What needs to be done
Here are some records; quote them exactly, leaving out the pictures.

====================

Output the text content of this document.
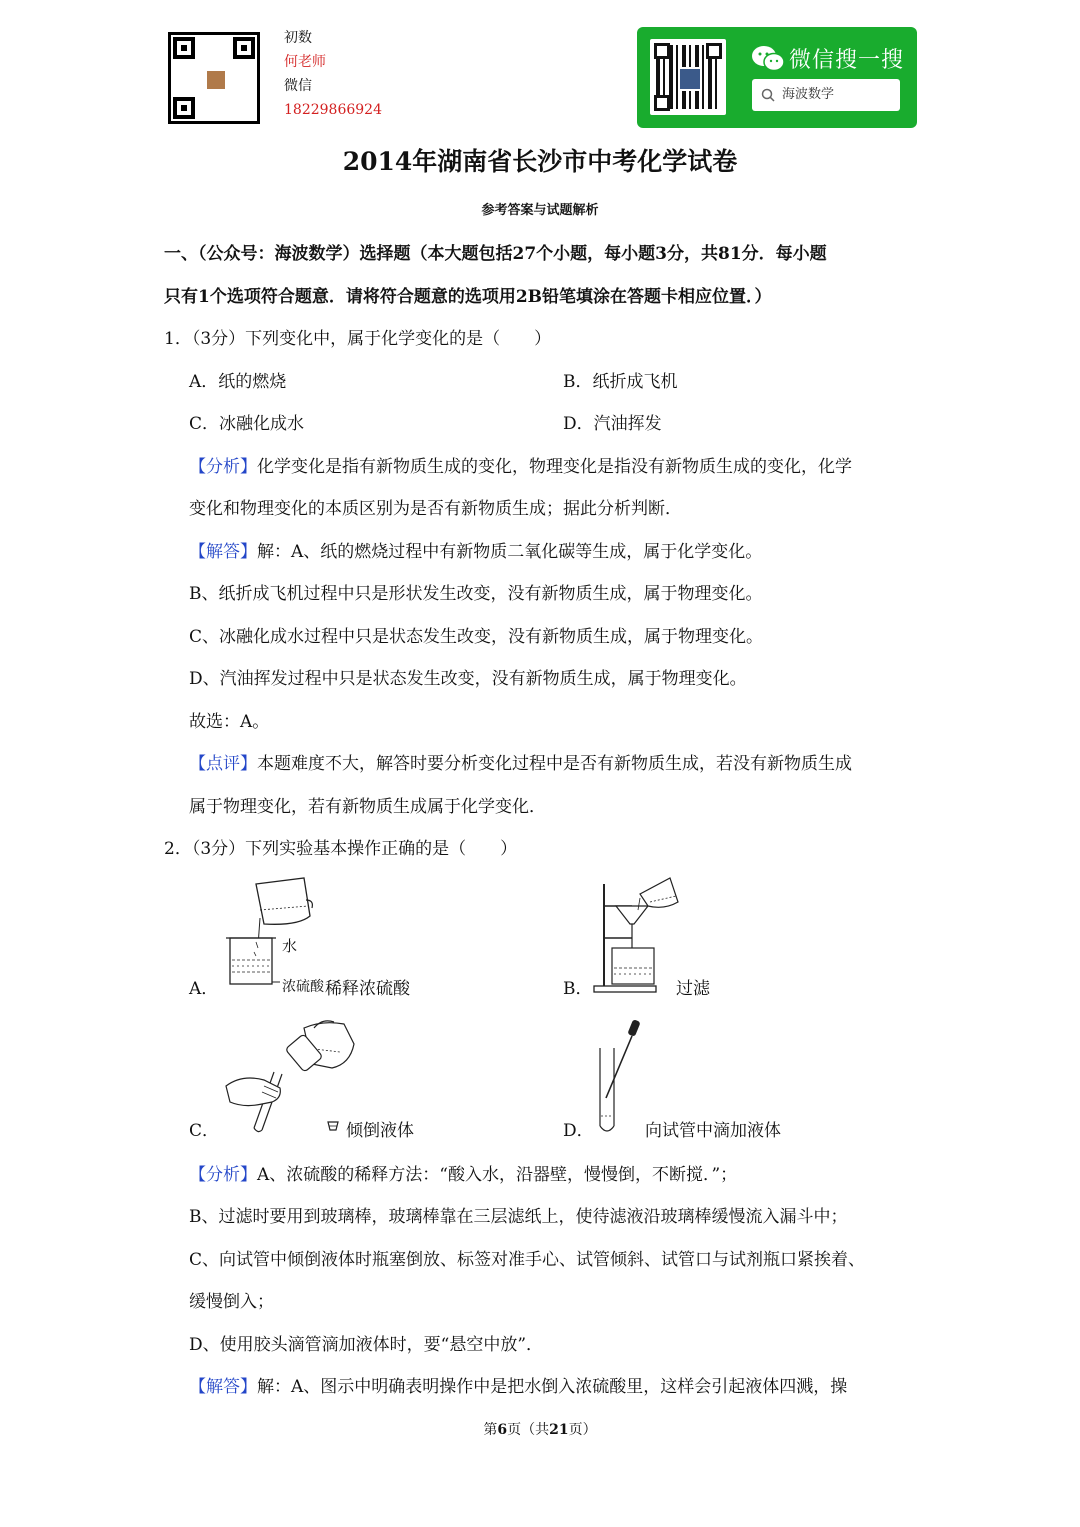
初数
何老师
微信
18229866924
微信搜一搜
海波数学
2014年湖南省长沙市中考化学试卷
参考答案与试题解析
一、（公众号：海波数学）选择题（本大题包括27个小题，每小题3分，共81分．每小题
只有1个选项符合题意．请将符合题意的选项用2B铅笔填涂在答题卡相应位置．）
1．（3分）下列变化中，属于化学变化的是（　　）
A．纸的燃烧	B．纸折成飞机
C．冰融化成水	D．汽油挥发
【分析】化学变化是指有新物质生成的变化，物理变化是指没有新物质生成的变化，化学
变化和物理变化的本质区别为是否有新物质生成；据此分析判断．
【解答】解：A、纸的燃烧过程中有新物质二氧化碳等生成，属于化学变化。
B、纸折成飞机过程中只是形状发生改变，没有新物质生成，属于物理变化。
C、冰融化成水过程中只是状态发生改变，没有新物质生成，属于物理变化。
D、汽油挥发过程中只是状态发生改变，没有新物质生成，属于物理变化。
故选：A。
【点评】本题难度不大，解答时要分析变化过程中是否有新物质生成，若没有新物质生成
属于物理变化，若有新物质生成属于化学变化．
2．（3分）下列实验基本操作正确的是（　　）
水
A．	浓硫酸 稀释浓硫酸	B．	过滤
C．	倾倒液体	D．	向试管中滴加液体
【分析】A、浓硫酸的稀释方法：“酸入水，沿器壁，慢慢倒，不断搅．”；
B、过滤时要用到玻璃棒，玻璃棒靠在三层滤纸上，使待滤液沿玻璃棒缓慢流入漏斗中；
C、向试管中倾倒液体时瓶塞倒放、标签对准手心、试管倾斜、试管口与试剂瓶口紧挨着、
缓慢倒入；
D、使用胶头滴管滴加液体时，要“悬空中放”．
【解答】解：A、图示中明确表明操作中是把水倒入浓硫酸里，这样会引起液体四溅，操
第6页（共21页）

====================

Written response
Output the text content of this document.
初数
何老师
微信
18229866924
微信搜一搜
海波数学
2014年湖南省长沙市中考化学试卷
参考答案与试题解析
一、（公众号：海波数学）选择题（本大题包括27个小题，每小题3分，共81分．每小题
只有1个选项符合题意．请将符合题意的选项用2B铅笔填涂在答题卡相应位置．）
1．（3分）下列变化中，属于化学变化的是（　　）
A．纸的燃烧	B．纸折成飞机
C．冰融化成水	D．汽油挥发
【分析】化学变化是指有新物质生成的变化，物理变化是指没有新物质生成的变化，化学
变化和物理变化的本质区别为是否有新物质生成；据此分析判断．
【解答】解：A、纸的燃烧过程中有新物质二氧化碳等生成，属于化学变化。
B、纸折成飞机过程中只是形状发生改变，没有新物质生成，属于物理变化。
C、冰融化成水过程中只是状态发生改变，没有新物质生成，属于物理变化。
D、汽油挥发过程中只是状态发生改变，没有新物质生成，属于物理变化。
故选：A。
【点评】本题难度不大，解答时要分析变化过程中是否有新物质生成，若没有新物质生成
属于物理变化，若有新物质生成属于化学变化．
2．（3分）下列实验基本操作正确的是（　　）
水
A．	浓硫酸 稀释浓硫酸	B．	过滤
C．	倾倒液体	D．	向试管中滴加液体
【分析】A、浓硫酸的稀释方法：“酸入水，沿器壁，慢慢倒，不断搅．”；
B、过滤时要用到玻璃棒，玻璃棒靠在三层滤纸上，使待滤液沿玻璃棒缓慢流入漏斗中；
C、向试管中倾倒液体时瓶塞倒放、标签对准手心、试管倾斜、试管口与试剂瓶口紧挨着、
缓慢倒入；
D、使用胶头滴管滴加液体时，要“悬空中放”．
【解答】解：A、图示中明确表明操作中是把水倒入浓硫酸里，这样会引起液体四溅，操
第6页（共21页）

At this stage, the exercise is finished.